_Your goal_: Once the pictures are set aside, transcribe the remaining data exactly.

* * * * *

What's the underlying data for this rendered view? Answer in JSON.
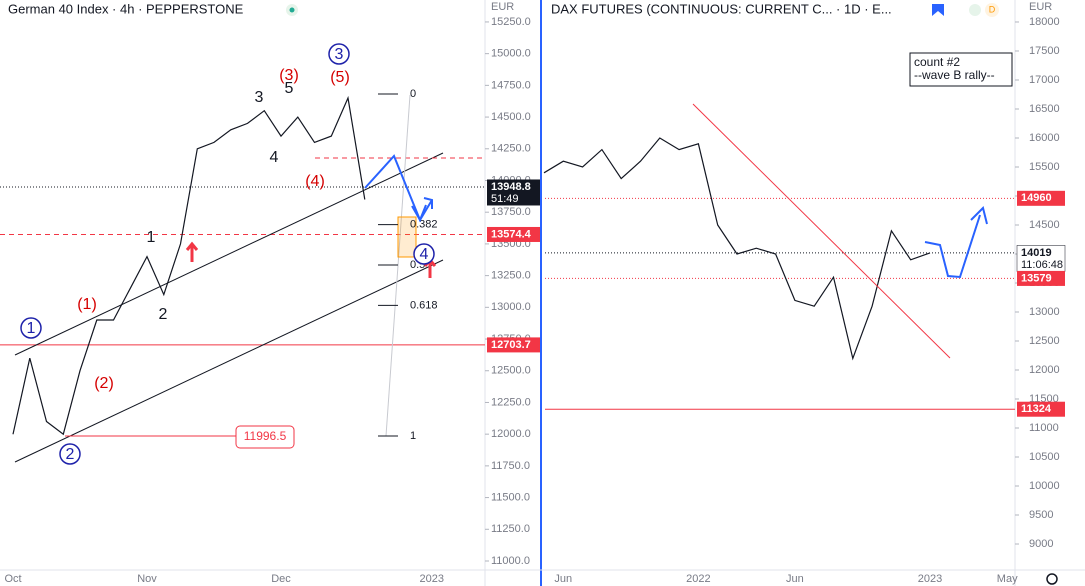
{
  "chart_data": [
    {
      "type": "line",
      "title": "German 40 Index · 4h · PEPPERSTONE",
      "currency": "EUR",
      "categories": [
        "Oct",
        null,
        null,
        null,
        null,
        null,
        null,
        null,
        "Nov",
        null,
        null,
        null,
        null,
        null,
        null,
        null,
        "Dec",
        null,
        null,
        null,
        null,
        null,
        null,
        null,
        null,
        "2023"
      ],
      "values": [
        12000,
        12600,
        12100,
        12000,
        12500,
        12900,
        12900,
        13150,
        13400,
        13100,
        13500,
        14250,
        14300,
        14400,
        14450,
        14550,
        14350,
        14500,
        14300,
        14350,
        14650,
        13850,
        null,
        null,
        null,
        null
      ],
      "color": "#131722",
      "ylim": [
        10929,
        15423
      ],
      "yticks": [
        {
          "value": 11000,
          "label": "11000.0"
        },
        {
          "value": 11250,
          "label": "11250.0"
        },
        {
          "value": 11500,
          "label": "11500.0"
        },
        {
          "value": 11750,
          "label": "11750.0"
        },
        {
          "value": 12000,
          "label": "12000.0"
        },
        {
          "value": 12250,
          "label": "12250.0"
        },
        {
          "value": 12500,
          "label": "12500.0"
        },
        {
          "value": 12750,
          "label": "12750.0"
        },
        {
          "value": 13000,
          "label": "13000.0"
        },
        {
          "value": 13250,
          "label": "13250.0"
        },
        {
          "value": 13500,
          "label": "13500.0"
        },
        {
          "value": 13750,
          "label": "13750.0"
        },
        {
          "value": 14000,
          "label": "14000.0"
        },
        {
          "value": 14250,
          "label": "14250.0"
        },
        {
          "value": 14500,
          "label": "14500.0"
        },
        {
          "value": 14750,
          "label": "14750.0"
        },
        {
          "value": 15000,
          "label": "15000.0"
        },
        {
          "value": 15250,
          "label": "15250.0"
        }
      ],
      "levels": [
        {
          "value": 13948.8,
          "style": "dotted",
          "color": "#131722",
          "countdown": "51:49"
        },
        {
          "value": 13574.4,
          "style": "dashed",
          "color": "#f23645"
        },
        {
          "value": 12703.7,
          "style": "solid",
          "color": "#f23645"
        }
      ],
      "low_label": "11996.5",
      "fib_levels": [
        0,
        0.382,
        0.5,
        0.618,
        1
      ],
      "annotations": [
        {
          "text": "3",
          "color": "#1e22aa",
          "circled": true
        },
        {
          "text": "(5)",
          "color": "#d50000"
        },
        {
          "text": "(3)",
          "color": "#d50000"
        },
        {
          "text": "5",
          "color": "#131722"
        },
        {
          "text": "3",
          "color": "#131722"
        },
        {
          "text": "4",
          "color": "#131722"
        },
        {
          "text": "(4)",
          "color": "#d50000"
        },
        {
          "text": "1",
          "color": "#131722"
        },
        {
          "text": "2",
          "color": "#131722"
        },
        {
          "text": "(1)",
          "color": "#d50000"
        },
        {
          "text": "(2)",
          "color": "#d50000"
        },
        {
          "text": "1",
          "color": "#1e22aa",
          "circled": true
        },
        {
          "text": "2",
          "color": "#1e22aa",
          "circled": true
        },
        {
          "text": "4",
          "color": "#1e22aa",
          "circled": true
        }
      ]
    },
    {
      "type": "line",
      "title": "DAX FUTURES (CONTINUOUS: CURRENT C... · 1D · E...",
      "currency": "EUR",
      "categories": [
        null,
        "Jun",
        null,
        null,
        null,
        null,
        null,
        null,
        "2022",
        null,
        null,
        null,
        null,
        "Jun",
        null,
        null,
        null,
        null,
        null,
        null,
        "2023",
        null,
        null,
        null,
        "May"
      ],
      "values": [
        15400,
        15600,
        15500,
        15800,
        15300,
        15600,
        16000,
        15800,
        15900,
        14500,
        14000,
        14100,
        14000,
        13200,
        13100,
        13600,
        12200,
        13100,
        14400,
        13900,
        14019,
        null,
        null,
        null,
        null
      ],
      "color": "#131722",
      "ylim": [
        8552,
        18379
      ],
      "yticks": [
        9000,
        9500,
        10000,
        10500,
        11000,
        11500,
        12000,
        12500,
        13000,
        13500,
        14000,
        14500,
        15000,
        15500,
        16000,
        16500,
        17000,
        17500,
        18000
      ],
      "levels": [
        {
          "value": 14960,
          "style": "dotted",
          "color": "#f23645"
        },
        {
          "value": 14019,
          "style": "dotted",
          "color": "#131722",
          "countdown": "11:06:48",
          "label_bg": "#ffffff"
        },
        {
          "value": 13579,
          "style": "dotted",
          "color": "#f23645"
        },
        {
          "value": 11324,
          "style": "solid",
          "color": "#f23645"
        }
      ],
      "note": [
        "count #2",
        "--wave B rally--"
      ]
    }
  ]
}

* * * * *

_Exercise answer_:
What's the underlying data for this rendered view? Answer in JSON.
{
  "chart_data": [
    {
      "type": "line",
      "title": "German 40 Index · 4h · PEPPERSTONE",
      "currency": "EUR",
      "categories": [
        "Oct",
        null,
        null,
        null,
        null,
        null,
        null,
        null,
        "Nov",
        null,
        null,
        null,
        null,
        null,
        null,
        null,
        "Dec",
        null,
        null,
        null,
        null,
        null,
        null,
        null,
        null,
        "2023"
      ],
      "values": [
        12000,
        12600,
        12100,
        12000,
        12500,
        12900,
        12900,
        13150,
        13400,
        13100,
        13500,
        14250,
        14300,
        14400,
        14450,
        14550,
        14350,
        14500,
        14300,
        14350,
        14650,
        13850,
        null,
        null,
        null,
        null
      ],
      "color": "#131722",
      "ylim": [
        10929,
        15423
      ],
      "yticks": [
        {
          "value": 11000,
          "label": "11000.0"
        },
        {
          "value": 11250,
          "label": "11250.0"
        },
        {
          "value": 11500,
          "label": "11500.0"
        },
        {
          "value": 11750,
          "label": "11750.0"
        },
        {
          "value": 12000,
          "label": "12000.0"
        },
        {
          "value": 12250,
          "label": "12250.0"
        },
        {
          "value": 12500,
          "label": "12500.0"
        },
        {
          "value": 12750,
          "label": "12750.0"
        },
        {
          "value": 13000,
          "label": "13000.0"
        },
        {
          "value": 13250,
          "label": "13250.0"
        },
        {
          "value": 13500,
          "label": "13500.0"
        },
        {
          "value": 13750,
          "label": "13750.0"
        },
        {
          "value": 14000,
          "label": "14000.0"
        },
        {
          "value": 14250,
          "label": "14250.0"
        },
        {
          "value": 14500,
          "label": "14500.0"
        },
        {
          "value": 14750,
          "label": "14750.0"
        },
        {
          "value": 15000,
          "label": "15000.0"
        },
        {
          "value": 15250,
          "label": "15250.0"
        }
      ],
      "levels": [
        {
          "value": 13948.8,
          "style": "dotted",
          "color": "#131722",
          "countdown": "51:49"
        },
        {
          "value": 13574.4,
          "style": "dashed",
          "color": "#f23645"
        },
        {
          "value": 12703.7,
          "style": "solid",
          "color": "#f23645"
        }
      ],
      "low_label": "11996.5",
      "fib_levels": [
        0,
        0.382,
        0.5,
        0.618,
        1
      ],
      "annotations": [
        {
          "text": "3",
          "color": "#1e22aa",
          "circled": true
        },
        {
          "text": "(5)",
          "color": "#d50000"
        },
        {
          "text": "(3)",
          "color": "#d50000"
        },
        {
          "text": "5",
          "color": "#131722"
        },
        {
          "text": "3",
          "color": "#131722"
        },
        {
          "text": "4",
          "color": "#131722"
        },
        {
          "text": "(4)",
          "color": "#d50000"
        },
        {
          "text": "1",
          "color": "#131722"
        },
        {
          "text": "2",
          "color": "#131722"
        },
        {
          "text": "(1)",
          "color": "#d50000"
        },
        {
          "text": "(2)",
          "color": "#d50000"
        },
        {
          "text": "1",
          "color": "#1e22aa",
          "circled": true
        },
        {
          "text": "2",
          "color": "#1e22aa",
          "circled": true
        },
        {
          "text": "4",
          "color": "#1e22aa",
          "circled": true
        }
      ]
    },
    {
      "type": "line",
      "title": "DAX FUTURES (CONTINUOUS: CURRENT C... · 1D · E...",
      "currency": "EUR",
      "categories": [
        null,
        "Jun",
        null,
        null,
        null,
        null,
        null,
        null,
        "2022",
        null,
        null,
        null,
        null,
        "Jun",
        null,
        null,
        null,
        null,
        null,
        null,
        "2023",
        null,
        null,
        null,
        "May"
      ],
      "values": [
        15400,
        15600,
        15500,
        15800,
        15300,
        15600,
        16000,
        15800,
        15900,
        14500,
        14000,
        14100,
        14000,
        13200,
        13100,
        13600,
        12200,
        13100,
        14400,
        13900,
        14019,
        null,
        null,
        null,
        null
      ],
      "color": "#131722",
      "ylim": [
        8552,
        18379
      ],
      "yticks": [
        9000,
        9500,
        10000,
        10500,
        11000,
        11500,
        12000,
        12500,
        13000,
        13500,
        14000,
        14500,
        15000,
        15500,
        16000,
        16500,
        17000,
        17500,
        18000
      ],
      "levels": [
        {
          "value": 14960,
          "style": "dotted",
          "color": "#f23645"
        },
        {
          "value": 14019,
          "style": "dotted",
          "color": "#131722",
          "countdown": "11:06:48",
          "label_bg": "#ffffff"
        },
        {
          "value": 13579,
          "style": "dotted",
          "color": "#f23645"
        },
        {
          "value": 11324,
          "style": "solid",
          "color": "#f23645"
        }
      ],
      "note": [
        "count #2",
        "--wave B rally--"
      ]
    }
  ]
}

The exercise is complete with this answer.